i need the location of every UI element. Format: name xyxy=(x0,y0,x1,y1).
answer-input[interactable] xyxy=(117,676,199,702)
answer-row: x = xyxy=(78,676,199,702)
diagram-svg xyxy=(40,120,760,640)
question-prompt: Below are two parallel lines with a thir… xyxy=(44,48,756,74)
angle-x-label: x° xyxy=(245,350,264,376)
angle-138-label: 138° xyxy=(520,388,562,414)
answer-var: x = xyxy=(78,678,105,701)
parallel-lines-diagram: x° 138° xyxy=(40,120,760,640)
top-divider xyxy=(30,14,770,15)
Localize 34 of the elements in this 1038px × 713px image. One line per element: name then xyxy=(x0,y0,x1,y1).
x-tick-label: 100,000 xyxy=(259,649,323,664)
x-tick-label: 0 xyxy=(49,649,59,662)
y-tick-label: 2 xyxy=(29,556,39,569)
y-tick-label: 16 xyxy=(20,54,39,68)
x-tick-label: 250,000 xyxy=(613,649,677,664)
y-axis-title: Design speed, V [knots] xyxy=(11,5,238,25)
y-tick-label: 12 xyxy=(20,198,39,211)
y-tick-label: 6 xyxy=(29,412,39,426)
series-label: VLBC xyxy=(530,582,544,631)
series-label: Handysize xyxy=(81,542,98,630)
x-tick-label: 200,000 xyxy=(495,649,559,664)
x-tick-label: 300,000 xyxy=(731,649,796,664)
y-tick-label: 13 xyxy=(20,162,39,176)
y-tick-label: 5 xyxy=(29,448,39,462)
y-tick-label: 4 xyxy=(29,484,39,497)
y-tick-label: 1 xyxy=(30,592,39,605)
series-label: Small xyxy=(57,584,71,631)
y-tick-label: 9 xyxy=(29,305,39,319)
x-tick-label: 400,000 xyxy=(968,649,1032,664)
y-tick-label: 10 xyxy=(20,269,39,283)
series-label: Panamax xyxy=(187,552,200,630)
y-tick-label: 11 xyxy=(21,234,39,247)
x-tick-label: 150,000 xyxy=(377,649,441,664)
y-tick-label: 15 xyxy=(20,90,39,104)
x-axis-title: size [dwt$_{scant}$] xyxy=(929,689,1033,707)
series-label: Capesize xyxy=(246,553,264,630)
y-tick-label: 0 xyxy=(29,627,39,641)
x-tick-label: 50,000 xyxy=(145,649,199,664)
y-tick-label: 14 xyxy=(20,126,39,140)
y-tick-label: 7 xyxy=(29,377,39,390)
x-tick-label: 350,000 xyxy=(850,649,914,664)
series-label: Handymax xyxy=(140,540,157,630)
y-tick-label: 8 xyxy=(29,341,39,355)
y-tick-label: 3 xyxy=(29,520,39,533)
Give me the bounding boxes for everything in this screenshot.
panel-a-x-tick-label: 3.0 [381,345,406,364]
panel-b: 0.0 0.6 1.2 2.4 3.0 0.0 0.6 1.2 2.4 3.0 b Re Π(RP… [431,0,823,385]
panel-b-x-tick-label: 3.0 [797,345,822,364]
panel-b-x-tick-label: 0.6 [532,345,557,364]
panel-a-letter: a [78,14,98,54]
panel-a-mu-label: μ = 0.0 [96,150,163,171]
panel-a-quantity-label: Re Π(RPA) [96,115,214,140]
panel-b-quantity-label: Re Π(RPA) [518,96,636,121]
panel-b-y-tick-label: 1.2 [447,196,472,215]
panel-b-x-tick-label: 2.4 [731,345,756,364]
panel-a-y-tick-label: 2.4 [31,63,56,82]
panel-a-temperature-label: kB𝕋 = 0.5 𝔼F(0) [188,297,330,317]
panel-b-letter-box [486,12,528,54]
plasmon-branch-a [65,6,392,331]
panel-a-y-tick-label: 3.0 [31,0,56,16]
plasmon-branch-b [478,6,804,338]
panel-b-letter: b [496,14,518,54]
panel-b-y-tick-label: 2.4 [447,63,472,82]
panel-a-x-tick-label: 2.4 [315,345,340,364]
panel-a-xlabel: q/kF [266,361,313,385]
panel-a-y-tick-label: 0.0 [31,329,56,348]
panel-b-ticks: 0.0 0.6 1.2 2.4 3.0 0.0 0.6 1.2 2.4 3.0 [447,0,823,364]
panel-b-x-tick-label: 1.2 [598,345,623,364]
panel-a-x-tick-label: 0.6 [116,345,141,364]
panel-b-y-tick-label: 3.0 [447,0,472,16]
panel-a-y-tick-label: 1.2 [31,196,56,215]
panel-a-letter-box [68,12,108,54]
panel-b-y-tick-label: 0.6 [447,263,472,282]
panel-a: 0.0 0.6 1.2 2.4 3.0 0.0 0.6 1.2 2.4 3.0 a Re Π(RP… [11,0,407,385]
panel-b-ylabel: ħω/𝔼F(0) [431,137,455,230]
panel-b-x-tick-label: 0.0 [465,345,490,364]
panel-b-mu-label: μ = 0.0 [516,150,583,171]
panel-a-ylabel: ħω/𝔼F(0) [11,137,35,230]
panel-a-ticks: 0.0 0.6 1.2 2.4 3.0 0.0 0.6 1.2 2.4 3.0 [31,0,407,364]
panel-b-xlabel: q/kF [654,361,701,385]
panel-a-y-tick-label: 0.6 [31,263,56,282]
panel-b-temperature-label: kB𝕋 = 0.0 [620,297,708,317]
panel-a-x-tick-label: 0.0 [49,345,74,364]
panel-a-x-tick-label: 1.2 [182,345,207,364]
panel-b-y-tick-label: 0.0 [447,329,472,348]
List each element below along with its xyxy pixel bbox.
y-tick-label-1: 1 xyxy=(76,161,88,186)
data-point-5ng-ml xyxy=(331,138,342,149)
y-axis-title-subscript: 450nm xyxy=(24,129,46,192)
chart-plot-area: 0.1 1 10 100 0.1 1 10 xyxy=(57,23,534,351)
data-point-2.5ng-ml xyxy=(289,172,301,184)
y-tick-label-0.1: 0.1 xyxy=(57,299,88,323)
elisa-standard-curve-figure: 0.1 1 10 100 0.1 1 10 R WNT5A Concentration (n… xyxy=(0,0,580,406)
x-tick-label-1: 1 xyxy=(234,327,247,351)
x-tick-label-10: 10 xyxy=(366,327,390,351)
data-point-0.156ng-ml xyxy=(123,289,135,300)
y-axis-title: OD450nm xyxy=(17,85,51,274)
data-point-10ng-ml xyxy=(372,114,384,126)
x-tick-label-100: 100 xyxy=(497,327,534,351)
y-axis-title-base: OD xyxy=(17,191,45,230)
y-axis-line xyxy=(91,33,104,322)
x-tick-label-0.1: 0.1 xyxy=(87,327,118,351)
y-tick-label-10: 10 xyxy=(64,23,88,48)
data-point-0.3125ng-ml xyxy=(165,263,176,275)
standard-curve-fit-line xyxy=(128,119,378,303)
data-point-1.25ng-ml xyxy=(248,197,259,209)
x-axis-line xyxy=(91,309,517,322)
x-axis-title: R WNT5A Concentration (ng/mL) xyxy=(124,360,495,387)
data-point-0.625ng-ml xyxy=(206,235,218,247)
=======
• _TASK STATEMENT_
Copy out every line of the records above word for word, keeping their original order.

• _RESPONSE_
i need the location of every UI element. Format: name xyxy=(x0,y0,x1,y1).
answer-input[interactable] xyxy=(117,676,199,702)
answer-row: x = xyxy=(78,676,199,702)
diagram-svg xyxy=(40,120,760,640)
question-prompt: Below are two parallel lines with a thir… xyxy=(44,48,756,74)
angle-x-label: x° xyxy=(245,350,264,376)
angle-138-label: 138° xyxy=(520,388,562,414)
answer-var: x = xyxy=(78,678,105,701)
parallel-lines-diagram: x° 138° xyxy=(40,120,760,640)
top-divider xyxy=(30,14,770,15)
Localize 34 of the elements in this 1038px × 713px image. One line per element: name then xyxy=(x0,y0,x1,y1).
x-tick-label: 100,000 xyxy=(259,649,323,664)
x-tick-label: 0 xyxy=(49,649,59,662)
y-tick-label: 2 xyxy=(29,556,39,569)
y-tick-label: 16 xyxy=(20,54,39,68)
x-tick-label: 250,000 xyxy=(613,649,677,664)
y-axis-title: Design speed, V [knots] xyxy=(11,5,238,25)
y-tick-label: 12 xyxy=(20,198,39,211)
y-tick-label: 6 xyxy=(29,412,39,426)
series-label: VLBC xyxy=(530,582,544,631)
series-label: Handysize xyxy=(81,542,98,630)
x-tick-label: 200,000 xyxy=(495,649,559,664)
x-tick-label: 300,000 xyxy=(731,649,796,664)
y-tick-label: 13 xyxy=(20,162,39,176)
y-tick-label: 5 xyxy=(29,448,39,462)
y-tick-label: 4 xyxy=(29,484,39,497)
y-tick-label: 1 xyxy=(30,592,39,605)
series-label: Small xyxy=(57,584,71,631)
y-tick-label: 9 xyxy=(29,305,39,319)
x-tick-label: 400,000 xyxy=(968,649,1032,664)
y-tick-label: 10 xyxy=(20,269,39,283)
series-label: Panamax xyxy=(187,552,200,630)
y-tick-label: 11 xyxy=(21,234,39,247)
x-tick-label: 150,000 xyxy=(377,649,441,664)
y-tick-label: 15 xyxy=(20,90,39,104)
x-axis-title: size [dwt$_{scant}$] xyxy=(929,689,1033,707)
series-label: Capesize xyxy=(246,553,264,630)
y-tick-label: 0 xyxy=(29,627,39,641)
x-tick-label: 50,000 xyxy=(145,649,199,664)
y-tick-label: 14 xyxy=(20,126,39,140)
y-tick-label: 7 xyxy=(29,377,39,390)
x-tick-label: 350,000 xyxy=(850,649,914,664)
series-label: Handymax xyxy=(140,540,157,630)
y-tick-label: 8 xyxy=(29,341,39,355)
y-tick-label: 3 xyxy=(29,520,39,533)
Give me the bounding boxes for everything in this screenshot.
panel-a-x-tick-label: 3.0 [381,345,406,364]
panel-b: 0.0 0.6 1.2 2.4 3.0 0.0 0.6 1.2 2.4 3.0 b Re Π(RP… [431,0,823,385]
panel-b-x-tick-label: 3.0 [797,345,822,364]
panel-b-x-tick-label: 0.6 [532,345,557,364]
panel-a-letter: a [78,14,98,54]
panel-a-mu-label: μ = 0.0 [96,150,163,171]
panel-a-quantity-label: Re Π(RPA) [96,115,214,140]
panel-b-quantity-label: Re Π(RPA) [518,96,636,121]
panel-b-y-tick-label: 1.2 [447,196,472,215]
panel-b-x-tick-label: 2.4 [731,345,756,364]
panel-a-y-tick-label: 2.4 [31,63,56,82]
panel-a-temperature-label: kB𝕋 = 0.5 𝔼F(0) [188,297,330,317]
panel-b-letter-box [486,12,528,54]
plasmon-branch-a [65,6,392,331]
panel-a-y-tick-label: 3.0 [31,0,56,16]
plasmon-branch-b [478,6,804,338]
panel-b-letter: b [496,14,518,54]
panel-b-y-tick-label: 2.4 [447,63,472,82]
panel-a-x-tick-label: 2.4 [315,345,340,364]
panel-a-xlabel: q/kF [266,361,313,385]
panel-a-y-tick-label: 0.0 [31,329,56,348]
panel-b-ticks: 0.0 0.6 1.2 2.4 3.0 0.0 0.6 1.2 2.4 3.0 [447,0,823,364]
panel-b-x-tick-label: 1.2 [598,345,623,364]
panel-a-x-tick-label: 0.6 [116,345,141,364]
panel-b-y-tick-label: 3.0 [447,0,472,16]
panel-a-y-tick-label: 1.2 [31,196,56,215]
panel-a-letter-box [68,12,108,54]
panel-b-y-tick-label: 0.6 [447,263,472,282]
panel-a: 0.0 0.6 1.2 2.4 3.0 0.0 0.6 1.2 2.4 3.0 a Re Π(RP… [11,0,407,385]
panel-b-ylabel: ħω/𝔼F(0) [431,137,455,230]
panel-b-x-tick-label: 0.0 [465,345,490,364]
panel-b-mu-label: μ = 0.0 [516,150,583,171]
panel-a-ylabel: ħω/𝔼F(0) [11,137,35,230]
panel-a-ticks: 0.0 0.6 1.2 2.4 3.0 0.0 0.6 1.2 2.4 3.0 [31,0,407,364]
panel-b-xlabel: q/kF [654,361,701,385]
panel-a-y-tick-label: 0.6 [31,263,56,282]
panel-b-temperature-label: kB𝕋 = 0.0 [620,297,708,317]
panel-a-x-tick-label: 0.0 [49,345,74,364]
panel-a-x-tick-label: 1.2 [182,345,207,364]
panel-b-y-tick-label: 0.0 [447,329,472,348]
List each element below along with its xyxy pixel bbox.
y-tick-label-1: 1 xyxy=(76,161,88,186)
data-point-5ng-ml xyxy=(331,138,342,149)
y-axis-title-subscript: 450nm xyxy=(24,129,46,192)
chart-plot-area: 0.1 1 10 100 0.1 1 10 xyxy=(57,23,534,351)
data-point-2.5ng-ml xyxy=(289,172,301,184)
y-tick-label-0.1: 0.1 xyxy=(57,299,88,323)
elisa-standard-curve-figure: 0.1 1 10 100 0.1 1 10 R WNT5A Concentration (n… xyxy=(0,0,580,406)
x-tick-label-1: 1 xyxy=(234,327,247,351)
x-tick-label-10: 10 xyxy=(366,327,390,351)
data-point-0.156ng-ml xyxy=(123,289,135,300)
y-axis-title: OD450nm xyxy=(17,85,51,274)
data-point-10ng-ml xyxy=(372,114,384,126)
x-tick-label-100: 100 xyxy=(497,327,534,351)
y-axis-title-base: OD xyxy=(17,191,45,230)
y-axis-line xyxy=(91,33,104,322)
x-tick-label-0.1: 0.1 xyxy=(87,327,118,351)
y-tick-label-10: 10 xyxy=(64,23,88,48)
data-point-0.3125ng-ml xyxy=(165,263,176,275)
standard-curve-fit-line xyxy=(128,119,378,303)
data-point-1.25ng-ml xyxy=(248,197,259,209)
x-axis-line xyxy=(91,309,517,322)
x-axis-title: R WNT5A Concentration (ng/mL) xyxy=(124,360,495,387)
data-point-0.625ng-ml xyxy=(206,235,218,247)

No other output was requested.